● **Your task**
Copy out the data below verbatim.

● **Data records**

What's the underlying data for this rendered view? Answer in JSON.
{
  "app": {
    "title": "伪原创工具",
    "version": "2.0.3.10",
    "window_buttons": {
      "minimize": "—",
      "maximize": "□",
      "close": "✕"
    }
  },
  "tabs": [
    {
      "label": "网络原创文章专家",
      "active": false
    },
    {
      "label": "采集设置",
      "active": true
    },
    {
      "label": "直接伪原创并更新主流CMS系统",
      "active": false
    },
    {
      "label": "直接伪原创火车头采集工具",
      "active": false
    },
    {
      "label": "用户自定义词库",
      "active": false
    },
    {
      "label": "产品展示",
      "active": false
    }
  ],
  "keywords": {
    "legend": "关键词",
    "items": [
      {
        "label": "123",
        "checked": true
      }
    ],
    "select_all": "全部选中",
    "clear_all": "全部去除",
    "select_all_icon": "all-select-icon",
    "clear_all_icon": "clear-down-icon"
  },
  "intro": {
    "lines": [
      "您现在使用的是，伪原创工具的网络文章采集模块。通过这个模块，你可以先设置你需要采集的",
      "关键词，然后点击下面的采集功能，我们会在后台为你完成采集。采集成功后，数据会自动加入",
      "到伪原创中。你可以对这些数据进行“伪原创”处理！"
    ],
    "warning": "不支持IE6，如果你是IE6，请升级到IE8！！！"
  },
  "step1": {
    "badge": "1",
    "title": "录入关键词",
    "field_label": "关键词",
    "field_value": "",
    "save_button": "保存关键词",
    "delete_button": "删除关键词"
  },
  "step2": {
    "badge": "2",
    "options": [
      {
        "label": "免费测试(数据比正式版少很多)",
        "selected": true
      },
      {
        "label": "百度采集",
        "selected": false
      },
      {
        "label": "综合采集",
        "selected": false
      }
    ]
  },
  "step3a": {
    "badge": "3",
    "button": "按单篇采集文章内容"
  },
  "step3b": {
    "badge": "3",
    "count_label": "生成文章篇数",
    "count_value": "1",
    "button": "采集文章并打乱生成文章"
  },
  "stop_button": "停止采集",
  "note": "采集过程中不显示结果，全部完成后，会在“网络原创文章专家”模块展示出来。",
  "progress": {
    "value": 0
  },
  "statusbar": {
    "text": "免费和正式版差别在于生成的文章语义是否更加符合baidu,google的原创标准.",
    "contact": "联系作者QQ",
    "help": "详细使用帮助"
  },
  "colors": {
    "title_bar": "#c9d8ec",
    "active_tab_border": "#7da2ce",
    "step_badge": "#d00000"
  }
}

● **Correct output**
What's the underlying data for this rendered view? Answer in JSON.
{
  "app": {
    "title": "伪原创工具",
    "version": "2.0.3.10",
    "window_buttons": {
      "minimize": "—",
      "maximize": "□",
      "close": "✕"
    }
  },
  "tabs": [
    {
      "label": "网络原创文章专家",
      "active": false
    },
    {
      "label": "采集设置",
      "active": true
    },
    {
      "label": "直接伪原创并更新主流CMS系统",
      "active": false
    },
    {
      "label": "直接伪原创火车头采集工具",
      "active": false
    },
    {
      "label": "用户自定义词库",
      "active": false
    },
    {
      "label": "产品展示",
      "active": false
    }
  ],
  "keywords": {
    "legend": "关键词",
    "items": [
      {
        "label": "123",
        "checked": true
      }
    ],
    "select_all": "全部选中",
    "clear_all": "全部去除",
    "select_all_icon": "all-select-icon",
    "clear_all_icon": "clear-down-icon"
  },
  "intro": {
    "lines": [
      "您现在使用的是，伪原创工具的网络文章采集模块。通过这个模块，你可以先设置你需要采集的",
      "关键词，然后点击下面的采集功能，我们会在后台为你完成采集。采集成功后，数据会自动加入",
      "到伪原创中。你可以对这些数据进行“伪原创”处理！"
    ],
    "warning": "不支持IE6，如果你是IE6，请升级到IE8！！！"
  },
  "step1": {
    "badge": "1",
    "title": "录入关键词",
    "field_label": "关键词",
    "field_value": "",
    "save_button": "保存关键词",
    "delete_button": "删除关键词"
  },
  "step2": {
    "badge": "2",
    "options": [
      {
        "label": "免费测试(数据比正式版少很多)",
        "selected": true
      },
      {
        "label": "百度采集",
        "selected": false
      },
      {
        "label": "综合采集",
        "selected": false
      }
    ]
  },
  "step3a": {
    "badge": "3",
    "button": "按单篇采集文章内容"
  },
  "step3b": {
    "badge": "3",
    "count_label": "生成文章篇数",
    "count_value": "1",
    "button": "采集文章并打乱生成文章"
  },
  "stop_button": "停止采集",
  "note": "采集过程中不显示结果，全部完成后，会在“网络原创文章专家”模块展示出来。",
  "progress": {
    "value": 0
  },
  "statusbar": {
    "text": "免费和正式版差别在于生成的文章语义是否更加符合baidu,google的原创标准.",
    "contact": "联系作者QQ",
    "help": "详细使用帮助"
  },
  "colors": {
    "title_bar": "#c9d8ec",
    "active_tab_border": "#7da2ce",
    "step_badge": "#d00000"
  }
}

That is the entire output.